Stored dataset items
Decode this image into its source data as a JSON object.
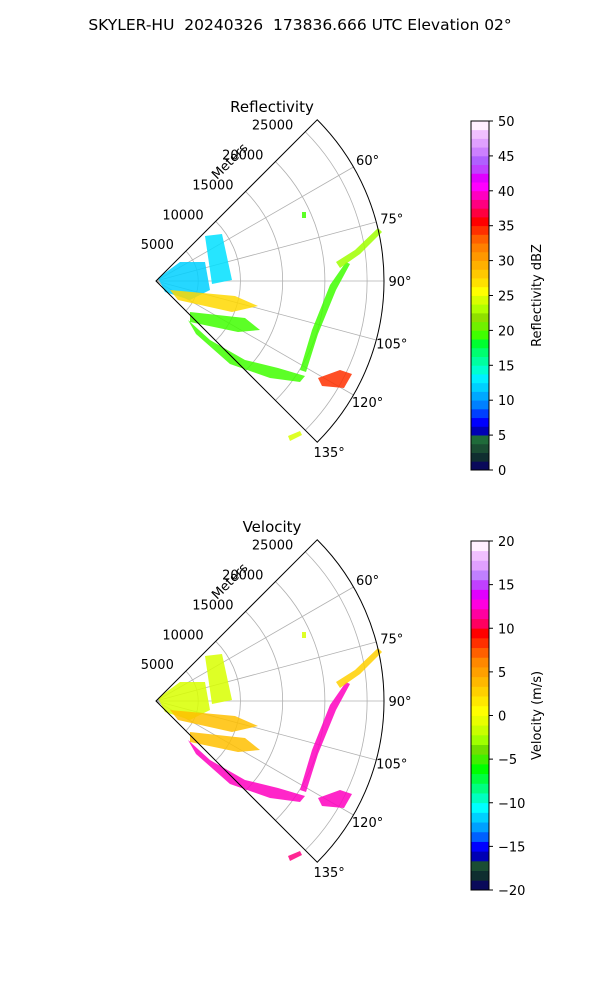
{
  "suptitle": "SKYLER-HU  20240326  173836.666 UTC Elevation 02°",
  "chart_data": [
    {
      "type": "polar-sector-ppi",
      "title": "Reflectivity",
      "radial_label": "Meters",
      "r_ticks": [
        5000,
        10000,
        15000,
        20000,
        25000
      ],
      "r_max": 27000,
      "theta_range_deg": [
        45,
        135
      ],
      "theta_ticks": [
        "60°",
        "75°",
        "90°",
        "105°",
        "120°",
        "135°"
      ],
      "grid": true,
      "colorbar": {
        "label": "Reflectivity dBZ",
        "vmin": 0,
        "vmax": 50,
        "ticks": [
          "0",
          "5",
          "10",
          "15",
          "20",
          "25",
          "30",
          "35",
          "40",
          "45",
          "50"
        ],
        "colors": [
          "#0a0a5a",
          "#0f2e30",
          "#1a4d33",
          "#1f6b3a",
          "#0000b4",
          "#0000ff",
          "#0040ff",
          "#0080ff",
          "#00a8ff",
          "#00d0ff",
          "#00f0ff",
          "#00ffd0",
          "#00ffa0",
          "#00ff70",
          "#00ff30",
          "#40ff00",
          "#70f000",
          "#90e000",
          "#b0ff00",
          "#d8ff00",
          "#ffff00",
          "#ffe000",
          "#ffc800",
          "#ffb000",
          "#ff9800",
          "#ff8000",
          "#ff6000",
          "#ff3000",
          "#ff0000",
          "#ff0040",
          "#ff0080",
          "#ff00c0",
          "#ff00ff",
          "#e000ff",
          "#c040ff",
          "#b060ff",
          "#cc80ff",
          "#e0a0ff",
          "#f0c0ff",
          "#fff0ff"
        ]
      }
    },
    {
      "type": "polar-sector-ppi",
      "title": "Velocity",
      "radial_label": "Meters",
      "r_ticks": [
        5000,
        10000,
        15000,
        20000,
        25000
      ],
      "r_max": 27000,
      "theta_range_deg": [
        45,
        135
      ],
      "theta_ticks": [
        "60°",
        "75°",
        "90°",
        "105°",
        "120°",
        "135°"
      ],
      "grid": true,
      "colorbar": {
        "label": "Velocity (m/s)",
        "vmin": -20,
        "vmax": 20,
        "ticks": [
          "−20",
          "−15",
          "−10",
          "−5",
          "0",
          "5",
          "10",
          "15",
          "20"
        ],
        "colors": [
          "#0a0a5a",
          "#0f2e30",
          "#1a4d33",
          "#0000b4",
          "#0000ff",
          "#0060ff",
          "#00a0ff",
          "#00d0ff",
          "#00ffff",
          "#00ffc0",
          "#00ff80",
          "#00ff40",
          "#00ff00",
          "#40f000",
          "#70e000",
          "#a0ff00",
          "#c8ff00",
          "#e8ff00",
          "#ffff00",
          "#ffe800",
          "#ffd000",
          "#ffb800",
          "#ffa000",
          "#ff8800",
          "#ff6000",
          "#ff3000",
          "#ff0000",
          "#ff0060",
          "#ff00a0",
          "#ff00e0",
          "#e000ff",
          "#c040ff",
          "#c080ff",
          "#e0a0ff",
          "#f0c0ff",
          "#fff0ff"
        ]
      }
    }
  ]
}
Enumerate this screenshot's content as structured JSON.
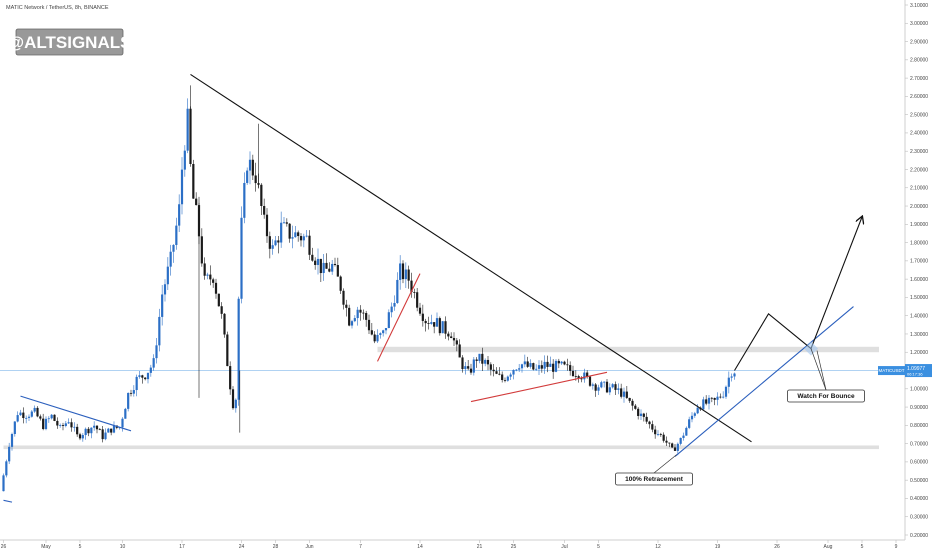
{
  "header": {
    "symbol_line": "MATIC Network / TetherUS, 8h, BINANCE"
  },
  "watermark": {
    "label": "@ALTSIGNALS"
  },
  "price_tag": {
    "symbol": "MATICUSDT",
    "value": "1.09977",
    "sub": "06:17:36"
  },
  "colors": {
    "up": "#2b6fc6",
    "down": "#1a1a1a",
    "trend_black": "#111111",
    "trend_blue": "#2b5fbd",
    "trend_red": "#d23b3b",
    "zone": "#d9d9d9",
    "axis_text": "#444444",
    "price_line": "#3a8fe0"
  },
  "annotations": [
    {
      "id": "retracement",
      "text": "100% Retracement"
    },
    {
      "id": "bounce",
      "text": "Watch For Bounce"
    }
  ],
  "chart_data": {
    "type": "candlestick",
    "title": "MATIC Network / TetherUS, 8h, BINANCE",
    "y_axis": {
      "min": 0.2,
      "max": 3.1,
      "ticks": [
        "3.10000",
        "3.00000",
        "2.90000",
        "2.80000",
        "2.70000",
        "2.60000",
        "2.50000",
        "2.40000",
        "2.30000",
        "2.20000",
        "2.10000",
        "2.00000",
        "1.90000",
        "1.80000",
        "1.70000",
        "1.60000",
        "1.50000",
        "1.40000",
        "1.30000",
        "1.20000",
        "1.10000",
        "1.00000",
        "0.90000",
        "0.80000",
        "0.70000",
        "0.60000",
        "0.50000",
        "0.40000",
        "0.30000",
        "0.20000"
      ]
    },
    "x_axis": {
      "ticks": [
        {
          "label": "26",
          "day": -4
        },
        {
          "label": "May",
          "day": 1
        },
        {
          "label": "5",
          "day": 5
        },
        {
          "label": "10",
          "day": 10
        },
        {
          "label": "17",
          "day": 17
        },
        {
          "label": "24",
          "day": 24
        },
        {
          "label": "28",
          "day": 28
        },
        {
          "label": "Jun",
          "day": 32
        },
        {
          "label": "7",
          "day": 38
        },
        {
          "label": "14",
          "day": 45
        },
        {
          "label": "21",
          "day": 52
        },
        {
          "label": "25",
          "day": 56
        },
        {
          "label": "Jul",
          "day": 62
        },
        {
          "label": "5",
          "day": 66
        },
        {
          "label": "12",
          "day": 73
        },
        {
          "label": "19",
          "day": 80
        },
        {
          "label": "26",
          "day": 87
        },
        {
          "label": "Aug",
          "day": 93
        },
        {
          "label": "5",
          "day": 97
        },
        {
          "label": "9",
          "day": 101
        }
      ]
    },
    "anchors": [
      {
        "day": -4.0,
        "price": 0.44
      },
      {
        "day": -3.0,
        "price": 0.7
      },
      {
        "day": -2.0,
        "price": 0.87
      },
      {
        "day": -1.0,
        "price": 0.86
      },
      {
        "day": 0.0,
        "price": 0.87
      },
      {
        "day": 1.0,
        "price": 0.8
      },
      {
        "day": 2.0,
        "price": 0.85
      },
      {
        "day": 3.0,
        "price": 0.78
      },
      {
        "day": 4.0,
        "price": 0.83
      },
      {
        "day": 5.0,
        "price": 0.74
      },
      {
        "day": 6.0,
        "price": 0.77
      },
      {
        "day": 7.0,
        "price": 0.8
      },
      {
        "day": 8.0,
        "price": 0.74
      },
      {
        "day": 9.0,
        "price": 0.78
      },
      {
        "day": 10.0,
        "price": 0.79
      },
      {
        "day": 11.0,
        "price": 0.97
      },
      {
        "day": 12.0,
        "price": 1.05
      },
      {
        "day": 13.0,
        "price": 1.08
      },
      {
        "day": 14.0,
        "price": 1.14
      },
      {
        "day": 15.0,
        "price": 1.52
      },
      {
        "day": 16.0,
        "price": 1.7
      },
      {
        "day": 17.0,
        "price": 1.98
      },
      {
        "day": 17.5,
        "price": 2.32
      },
      {
        "day": 18.0,
        "price": 2.46
      },
      {
        "day": 18.5,
        "price": 2.08
      },
      {
        "day": 19.2,
        "price": 1.9
      },
      {
        "day": 20.0,
        "price": 1.58
      },
      {
        "day": 21.0,
        "price": 1.62
      },
      {
        "day": 22.0,
        "price": 1.39
      },
      {
        "day": 23.0,
        "price": 1.02
      },
      {
        "day": 23.6,
        "price": 0.84
      },
      {
        "day": 24.2,
        "price": 1.82
      },
      {
        "day": 25.0,
        "price": 2.25
      },
      {
        "day": 26.0,
        "price": 2.17
      },
      {
        "day": 27.0,
        "price": 1.9
      },
      {
        "day": 28.0,
        "price": 1.76
      },
      {
        "day": 29.0,
        "price": 1.88
      },
      {
        "day": 30.0,
        "price": 1.85
      },
      {
        "day": 31.0,
        "price": 1.84
      },
      {
        "day": 32.0,
        "price": 1.82
      },
      {
        "day": 33.0,
        "price": 1.72
      },
      {
        "day": 34.0,
        "price": 1.64
      },
      {
        "day": 35.0,
        "price": 1.67
      },
      {
        "day": 36.0,
        "price": 1.56
      },
      {
        "day": 37.0,
        "price": 1.38
      },
      {
        "day": 38.0,
        "price": 1.44
      },
      {
        "day": 39.0,
        "price": 1.38
      },
      {
        "day": 40.0,
        "price": 1.26
      },
      {
        "day": 41.0,
        "price": 1.3
      },
      {
        "day": 42.0,
        "price": 1.45
      },
      {
        "day": 43.0,
        "price": 1.64
      },
      {
        "day": 44.0,
        "price": 1.6
      },
      {
        "day": 45.0,
        "price": 1.48
      },
      {
        "day": 46.0,
        "price": 1.38
      },
      {
        "day": 47.0,
        "price": 1.37
      },
      {
        "day": 48.0,
        "price": 1.33
      },
      {
        "day": 49.0,
        "price": 1.31
      },
      {
        "day": 50.0,
        "price": 1.16
      },
      {
        "day": 51.0,
        "price": 1.08
      },
      {
        "day": 52.0,
        "price": 1.17
      },
      {
        "day": 53.0,
        "price": 1.14
      },
      {
        "day": 54.0,
        "price": 1.08
      },
      {
        "day": 55.0,
        "price": 1.05
      },
      {
        "day": 56.0,
        "price": 1.1
      },
      {
        "day": 57.0,
        "price": 1.14
      },
      {
        "day": 58.0,
        "price": 1.12
      },
      {
        "day": 59.0,
        "price": 1.1
      },
      {
        "day": 60.0,
        "price": 1.13
      },
      {
        "day": 61.0,
        "price": 1.12
      },
      {
        "day": 62.0,
        "price": 1.12
      },
      {
        "day": 63.0,
        "price": 1.1
      },
      {
        "day": 64.0,
        "price": 1.09
      },
      {
        "day": 65.0,
        "price": 1.05
      },
      {
        "day": 66.0,
        "price": 1.02
      },
      {
        "day": 67.0,
        "price": 1.01
      },
      {
        "day": 68.0,
        "price": 1.0
      },
      {
        "day": 69.0,
        "price": 0.98
      },
      {
        "day": 70.0,
        "price": 0.92
      },
      {
        "day": 71.0,
        "price": 0.87
      },
      {
        "day": 72.0,
        "price": 0.82
      },
      {
        "day": 73.0,
        "price": 0.77
      },
      {
        "day": 74.0,
        "price": 0.73
      },
      {
        "day": 75.0,
        "price": 0.66
      },
      {
        "day": 76.0,
        "price": 0.72
      },
      {
        "day": 77.0,
        "price": 0.82
      },
      {
        "day": 78.0,
        "price": 0.91
      },
      {
        "day": 79.0,
        "price": 0.92
      },
      {
        "day": 80.0,
        "price": 0.93
      },
      {
        "day": 81.0,
        "price": 0.98
      },
      {
        "day": 82.0,
        "price": 1.1
      }
    ],
    "levels": {
      "last_price": 1.09977,
      "support_zone": [
        0.67,
        0.69
      ],
      "resistance_zone": [
        1.2,
        1.23
      ]
    },
    "trendlines": [
      {
        "name": "main-downtrend",
        "color": "trend_black",
        "from": {
          "day": 18.0,
          "price": 2.72
        },
        "to": {
          "day": 84.0,
          "price": 0.71
        }
      },
      {
        "name": "early-wedge",
        "color": "trend_blue",
        "from": {
          "day": -2.0,
          "price": 0.96
        },
        "to": {
          "day": 11.0,
          "price": 0.77
        }
      },
      {
        "name": "left-edge-mark",
        "color": "trend_blue",
        "from": {
          "day": -4.0,
          "price": 0.39
        },
        "to": {
          "day": -3.0,
          "price": 0.38
        }
      },
      {
        "name": "red-rise-1",
        "color": "trend_red",
        "from": {
          "day": 40.0,
          "price": 1.15
        },
        "to": {
          "day": 45.0,
          "price": 1.63
        }
      },
      {
        "name": "red-rise-2",
        "color": "trend_red",
        "from": {
          "day": 51.0,
          "price": 0.93
        },
        "to": {
          "day": 67.0,
          "price": 1.09
        }
      },
      {
        "name": "uptrend-support",
        "color": "trend_blue",
        "from": {
          "day": 75.0,
          "price": 0.63
        },
        "to": {
          "day": 96.0,
          "price": 1.45
        }
      }
    ],
    "projection": [
      {
        "day": 82.0,
        "price": 1.1
      },
      {
        "day": 86.0,
        "price": 1.41
      },
      {
        "day": 91.0,
        "price": 1.22
      },
      {
        "day": 97.0,
        "price": 1.94
      }
    ],
    "bounce_marker": {
      "day": 91.0,
      "price": 1.22
    }
  }
}
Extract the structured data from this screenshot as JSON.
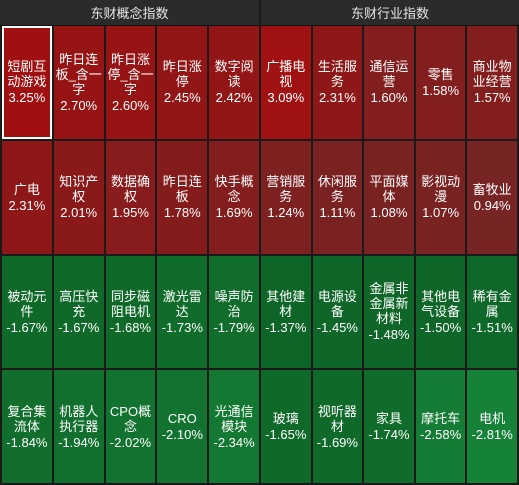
{
  "panels": [
    {
      "title": "东财概念指数",
      "cells": [
        {
          "name": "短剧互\n动游戏",
          "pct": "3.25%",
          "color": "#a01010",
          "selected": true
        },
        {
          "name": "昨日连\n板_含一\n字",
          "pct": "2.70%",
          "color": "#961414"
        },
        {
          "name": "昨日涨\n停_含一\n字",
          "pct": "2.60%",
          "color": "#961414"
        },
        {
          "name": "昨日涨\n停",
          "pct": "2.45%",
          "color": "#921616"
        },
        {
          "name": "数字阅\n读",
          "pct": "2.42%",
          "color": "#921616"
        },
        {
          "name": "广电",
          "pct": "2.31%",
          "color": "#8e1818"
        },
        {
          "name": "知识产\n权",
          "pct": "2.01%",
          "color": "#8a1a1a"
        },
        {
          "name": "数据确\n权",
          "pct": "1.95%",
          "color": "#881b1b"
        },
        {
          "name": "昨日连\n板",
          "pct": "1.78%",
          "color": "#851c1c"
        },
        {
          "name": "快手概\n念",
          "pct": "1.69%",
          "color": "#841d1d"
        },
        {
          "name": "被动元\n件",
          "pct": "-1.67%",
          "color": "#0f6a2a"
        },
        {
          "name": "高压快\n充",
          "pct": "-1.67%",
          "color": "#0f6a2a"
        },
        {
          "name": "同步磁\n阻电机",
          "pct": "-1.68%",
          "color": "#0f6a2a"
        },
        {
          "name": "激光雷\n达",
          "pct": "-1.73%",
          "color": "#106c2b"
        },
        {
          "name": "噪声防\n治",
          "pct": "-1.79%",
          "color": "#106d2c"
        },
        {
          "name": "复合集\n流体",
          "pct": "-1.84%",
          "color": "#116e2d"
        },
        {
          "name": "机器人\n执行器",
          "pct": "-1.94%",
          "color": "#11702e"
        },
        {
          "name": "CPO概\n念",
          "pct": "-2.02%",
          "color": "#12722f"
        },
        {
          "name": "CRO",
          "pct": "-2.10%",
          "color": "#127330"
        },
        {
          "name": "光通信\n模块",
          "pct": "-2.34%",
          "color": "#137832"
        }
      ]
    },
    {
      "title": "东财行业指数",
      "cells": [
        {
          "name": "广播电\n视",
          "pct": "3.09%",
          "color": "#a01212"
        },
        {
          "name": "生活服\n务",
          "pct": "2.31%",
          "color": "#8e1818"
        },
        {
          "name": "通信运\n营",
          "pct": "1.60%",
          "color": "#831e1e"
        },
        {
          "name": "零售",
          "pct": "1.58%",
          "color": "#831e1e"
        },
        {
          "name": "商业物\n业经营",
          "pct": "1.57%",
          "color": "#831e1e"
        },
        {
          "name": "营销服\n务",
          "pct": "1.24%",
          "color": "#7c2020"
        },
        {
          "name": "休闲服\n务",
          "pct": "1.11%",
          "color": "#7a2121"
        },
        {
          "name": "平面媒\n体",
          "pct": "1.08%",
          "color": "#792222"
        },
        {
          "name": "影视动\n漫",
          "pct": "1.07%",
          "color": "#792222"
        },
        {
          "name": "畜牧业",
          "pct": "0.94%",
          "color": "#762424"
        },
        {
          "name": "其他建\n材",
          "pct": "-1.37%",
          "color": "#0d6527"
        },
        {
          "name": "电源设\n备",
          "pct": "-1.45%",
          "color": "#0e6628"
        },
        {
          "name": "金属非\n金属新\n材料",
          "pct": "-1.48%",
          "color": "#0e6728"
        },
        {
          "name": "其他电\n气设备",
          "pct": "-1.50%",
          "color": "#0e6728"
        },
        {
          "name": "稀有金\n属",
          "pct": "-1.51%",
          "color": "#0e6829"
        },
        {
          "name": "玻璃",
          "pct": "-1.65%",
          "color": "#0f6a2a"
        },
        {
          "name": "视听器\n材",
          "pct": "-1.69%",
          "color": "#0f6a2a"
        },
        {
          "name": "家具",
          "pct": "-1.74%",
          "color": "#106c2b"
        },
        {
          "name": "摩托车",
          "pct": "-2.58%",
          "color": "#147c34"
        },
        {
          "name": "电机",
          "pct": "-2.81%",
          "color": "#168237"
        }
      ]
    }
  ]
}
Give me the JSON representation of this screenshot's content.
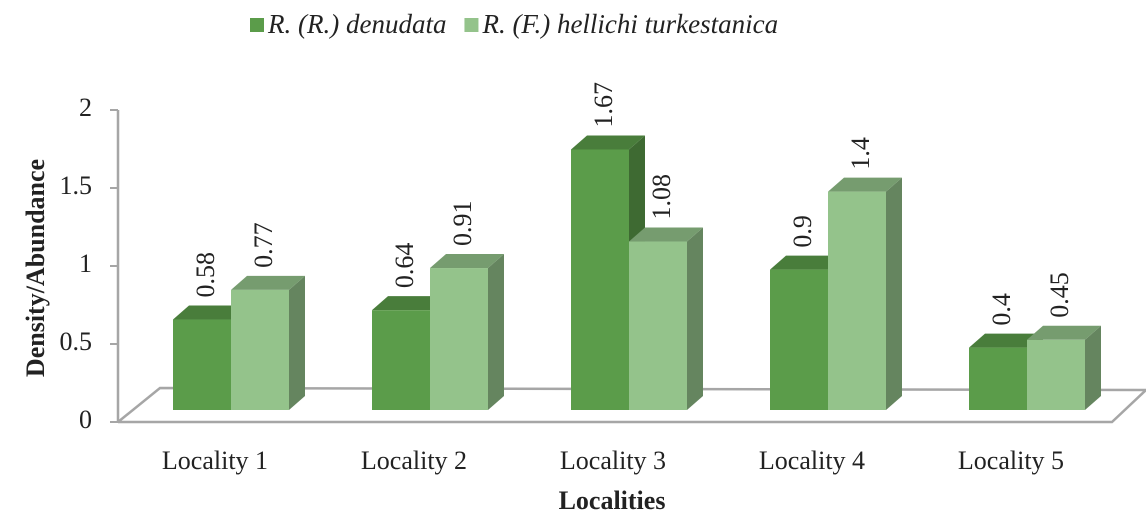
{
  "chart_data": {
    "type": "bar3d",
    "xlabel": "Localities",
    "ylabel": "Density/Abundance",
    "categories": [
      "Locality 1",
      "Locality 2",
      "Locality 3",
      "Locality 4",
      "Locality 5"
    ],
    "series": [
      {
        "name": "R. (R.) denudata",
        "color": "#5b9c4a",
        "values": [
          0.58,
          0.64,
          1.67,
          0.9,
          0.4
        ]
      },
      {
        "name": "R. (F.) hellichi turkestanica",
        "color": "#94c38b",
        "values": [
          0.77,
          0.91,
          1.08,
          1.4,
          0.45
        ]
      }
    ],
    "ylim": [
      0,
      2
    ],
    "yticks": [
      0,
      0.5,
      1,
      1.5,
      2
    ]
  }
}
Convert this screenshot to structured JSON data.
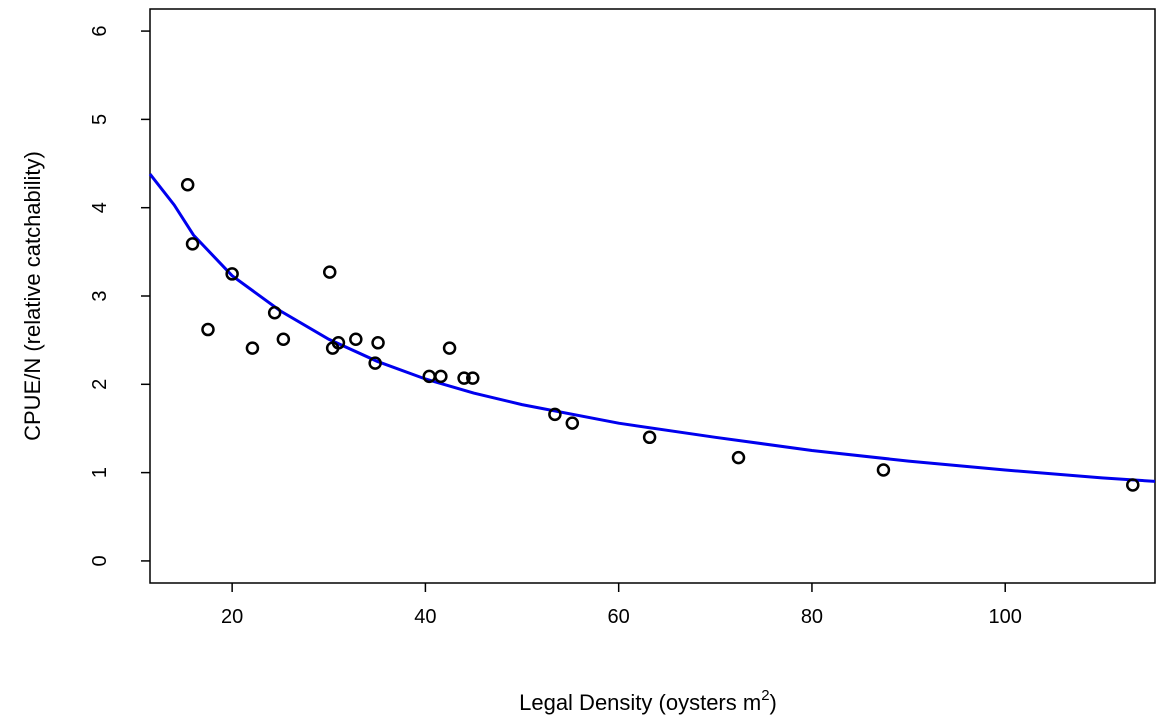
{
  "chart_data": {
    "type": "scatter",
    "title": "",
    "xlabel": "Legal Density  (oysters m",
    "xlabel_sup": "2",
    "xlabel_close": ")",
    "ylabel": "CPUE/N (relative catchability)",
    "xlim": [
      11.5,
      115.5
    ],
    "ylim": [
      -0.25,
      6.25
    ],
    "xticks": [
      20,
      40,
      60,
      80,
      100
    ],
    "yticks": [
      0,
      1,
      2,
      3,
      4,
      5,
      6
    ],
    "grid": false,
    "legend": "none",
    "points": {
      "x": [
        15.4,
        15.9,
        17.5,
        20.0,
        22.1,
        24.4,
        25.3,
        30.1,
        30.4,
        31.0,
        32.8,
        34.8,
        35.1,
        40.4,
        41.6,
        42.5,
        44.0,
        44.9,
        53.4,
        55.2,
        63.2,
        72.4,
        87.4,
        113.2
      ],
      "y": [
        4.26,
        3.59,
        2.62,
        3.25,
        2.41,
        2.81,
        2.51,
        3.27,
        2.41,
        2.47,
        2.51,
        2.24,
        2.47,
        2.09,
        2.09,
        2.41,
        2.07,
        2.07,
        1.66,
        1.56,
        1.4,
        1.17,
        1.03,
        0.86
      ]
    },
    "fit_curve": {
      "color": "#0000ee",
      "x": [
        11.5,
        14,
        16,
        20,
        25,
        30,
        35,
        40,
        45,
        50,
        60,
        70,
        80,
        90,
        100,
        110,
        115.5
      ],
      "y": [
        4.38,
        4.03,
        3.69,
        3.23,
        2.83,
        2.51,
        2.26,
        2.06,
        1.9,
        1.77,
        1.56,
        1.4,
        1.25,
        1.13,
        1.03,
        0.94,
        0.9
      ]
    },
    "colors": {
      "points": "#000000",
      "axis": "#000000",
      "fit": "#0000ee"
    }
  }
}
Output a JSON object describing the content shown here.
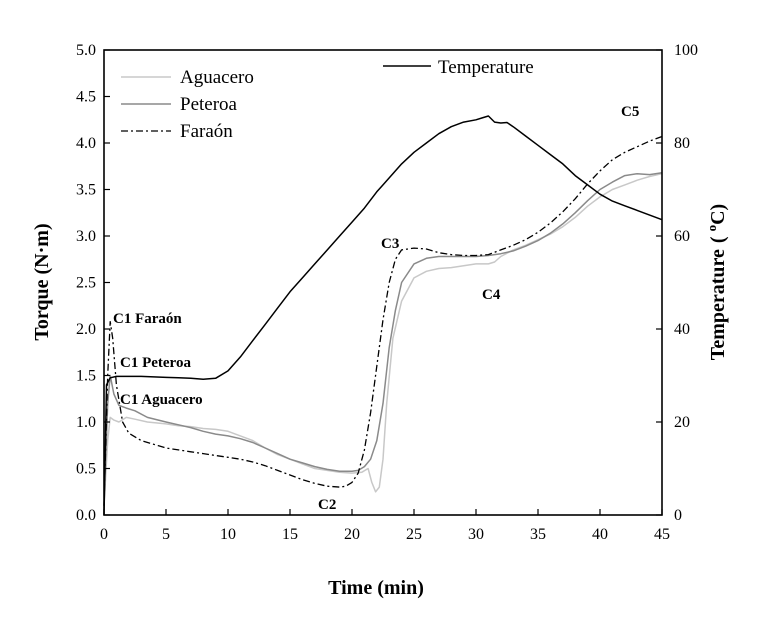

→ WHAT THE TASK REQUIRES:
Tally up the lines holding the word "content" in the data above, and answer with that figure only.

→ WRITTEN REPLY:
3